__SOURCE TEXT__

:::::

1. The trial court erred and abused its discretion in calculating the statutory guidelines amount of child support from which it deviated in arriving at defendant-appellant's child support obligation.

2. The trial court erred and abused its discretion in calculating the amount by which it deviated from the guidelines amount of child support in determining defendant-appellant's child support obligation.

3. The trial court erred and abused its discretion in its award of attorney fees.

{¶ 6} By the first assignment of error, appellant contends that the trial court erred in calculating the statutory guideline amount of child support because it erred in determining both appellant's and appellee's incomes. Appellant objects to the perks attributed to him in his income.

:::::

__TO BE DONE__
1. In the child support appeal excerpt, rewrite the passage from "1. The trial" up to and including "at defendant-appellant's child support obligation.", changing "trial court" to "lower court".
2. Decide whether each statement agrees with the child support appeal excerpt, answering yes or no and quoting the deciding words: (a) The third assignment of error concerns the award of attorney fees. (b) Appellant claims the trial court erred only in determining appellee's income. (c) Appellant objects to perks attributed to him in his income.
3. Carry on the child support appeal excerpt past its final sentence.

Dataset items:
:::::

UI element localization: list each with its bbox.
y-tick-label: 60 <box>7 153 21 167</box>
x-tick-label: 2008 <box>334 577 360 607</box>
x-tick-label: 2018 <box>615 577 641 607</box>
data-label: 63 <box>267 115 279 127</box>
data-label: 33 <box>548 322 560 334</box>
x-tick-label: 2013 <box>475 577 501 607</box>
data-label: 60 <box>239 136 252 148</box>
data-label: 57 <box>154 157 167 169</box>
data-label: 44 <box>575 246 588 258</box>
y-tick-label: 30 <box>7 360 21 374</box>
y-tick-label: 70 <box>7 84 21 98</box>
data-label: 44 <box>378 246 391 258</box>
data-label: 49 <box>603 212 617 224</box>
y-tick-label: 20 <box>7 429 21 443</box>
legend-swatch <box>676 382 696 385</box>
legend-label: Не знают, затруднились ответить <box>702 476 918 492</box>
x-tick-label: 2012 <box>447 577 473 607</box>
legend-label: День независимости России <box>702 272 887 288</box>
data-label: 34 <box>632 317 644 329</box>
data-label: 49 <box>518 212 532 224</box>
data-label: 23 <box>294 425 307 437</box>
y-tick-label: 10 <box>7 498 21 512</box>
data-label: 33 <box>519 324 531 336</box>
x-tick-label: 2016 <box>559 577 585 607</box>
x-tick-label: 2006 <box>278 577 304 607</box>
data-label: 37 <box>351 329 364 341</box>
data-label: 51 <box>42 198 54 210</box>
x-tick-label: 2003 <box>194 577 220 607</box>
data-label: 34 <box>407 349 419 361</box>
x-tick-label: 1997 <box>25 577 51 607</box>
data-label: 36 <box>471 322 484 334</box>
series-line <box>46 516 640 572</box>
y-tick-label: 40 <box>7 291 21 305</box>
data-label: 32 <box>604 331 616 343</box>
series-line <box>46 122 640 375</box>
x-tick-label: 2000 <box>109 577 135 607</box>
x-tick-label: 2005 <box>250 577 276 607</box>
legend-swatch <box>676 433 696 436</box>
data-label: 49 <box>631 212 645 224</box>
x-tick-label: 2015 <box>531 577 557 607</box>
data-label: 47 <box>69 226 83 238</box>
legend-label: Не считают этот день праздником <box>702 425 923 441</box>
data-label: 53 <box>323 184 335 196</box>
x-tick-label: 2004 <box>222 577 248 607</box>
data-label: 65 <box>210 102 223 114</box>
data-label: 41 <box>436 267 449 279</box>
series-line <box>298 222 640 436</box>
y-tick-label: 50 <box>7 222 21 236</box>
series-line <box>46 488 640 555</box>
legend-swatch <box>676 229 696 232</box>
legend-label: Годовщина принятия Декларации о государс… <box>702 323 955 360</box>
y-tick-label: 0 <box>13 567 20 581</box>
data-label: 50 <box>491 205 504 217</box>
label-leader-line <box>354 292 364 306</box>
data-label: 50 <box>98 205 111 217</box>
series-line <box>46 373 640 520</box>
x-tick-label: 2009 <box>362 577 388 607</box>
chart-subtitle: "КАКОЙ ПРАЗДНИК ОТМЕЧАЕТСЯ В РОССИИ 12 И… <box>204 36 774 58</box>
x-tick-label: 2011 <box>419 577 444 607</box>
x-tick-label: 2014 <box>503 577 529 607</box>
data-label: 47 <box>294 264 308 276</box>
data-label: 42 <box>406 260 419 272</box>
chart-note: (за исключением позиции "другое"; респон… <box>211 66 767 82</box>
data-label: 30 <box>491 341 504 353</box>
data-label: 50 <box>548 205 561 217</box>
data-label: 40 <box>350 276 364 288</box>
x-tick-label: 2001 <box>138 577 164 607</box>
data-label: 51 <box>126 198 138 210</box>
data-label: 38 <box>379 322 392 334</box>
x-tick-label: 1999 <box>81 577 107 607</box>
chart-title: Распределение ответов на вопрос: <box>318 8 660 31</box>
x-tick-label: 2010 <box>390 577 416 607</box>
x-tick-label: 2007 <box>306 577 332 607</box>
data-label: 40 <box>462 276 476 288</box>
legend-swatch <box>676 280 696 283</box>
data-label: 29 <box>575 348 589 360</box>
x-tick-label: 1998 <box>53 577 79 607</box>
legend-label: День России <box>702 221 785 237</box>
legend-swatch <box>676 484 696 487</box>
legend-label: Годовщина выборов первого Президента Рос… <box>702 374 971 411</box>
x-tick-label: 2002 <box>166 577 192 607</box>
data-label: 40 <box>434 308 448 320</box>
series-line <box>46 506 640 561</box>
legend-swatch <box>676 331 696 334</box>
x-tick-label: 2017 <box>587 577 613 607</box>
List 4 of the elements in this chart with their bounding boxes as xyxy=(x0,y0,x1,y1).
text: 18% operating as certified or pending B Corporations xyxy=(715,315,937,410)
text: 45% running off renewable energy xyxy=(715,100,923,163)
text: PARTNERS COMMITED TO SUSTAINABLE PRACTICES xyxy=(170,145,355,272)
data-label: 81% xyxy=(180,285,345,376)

:::::

__THE ANSWERS__
1.
1. The lower court erred and abused its discretion in calculating the statutory guidelines amount of child support from which it deviated in arriving at defendant-appellant's child support obligation.

2.
(a) Yes: "3. The trial court erred and abused its discretion in its award of attorney fees."
(b) No: "it erred in determining both appellant's and appellee's incomes."
(c) Yes: "Appellant objects to the perks attributed to him in his income."

3.
{¶ 7} Initially, we note that a trial court's modification of a prior child support order is within the broad discretion of the trial court and will not be disturbed absent an abuse of discretion. Woloch v. Foster (1994), 98 Ohio App.3d 806, 810, 649 N.E.2d 918. In order to find that the trial court abused its discretion, we must find more than an error of law or judgment, an abuse of discretion implies that the court's attitude is unreasonable, arbitrary or unconscionable. Blakemore v.Blakemore (1983), 5 Ohio St.3d 217, 219, 450 N.E.2d 1140. Most instances of an abuse of discretion result in decisions that are unreasonable, as opposed to arbitrary and capricious. AAAA Enterprises, Inc. v. River PlaceCommunity Urban Redevelopment Corp. (1990), 50 Ohio St.3d 157,553 N.E.2d 597. A decision that is unreasonable is one that has no sound reasoning process to support it.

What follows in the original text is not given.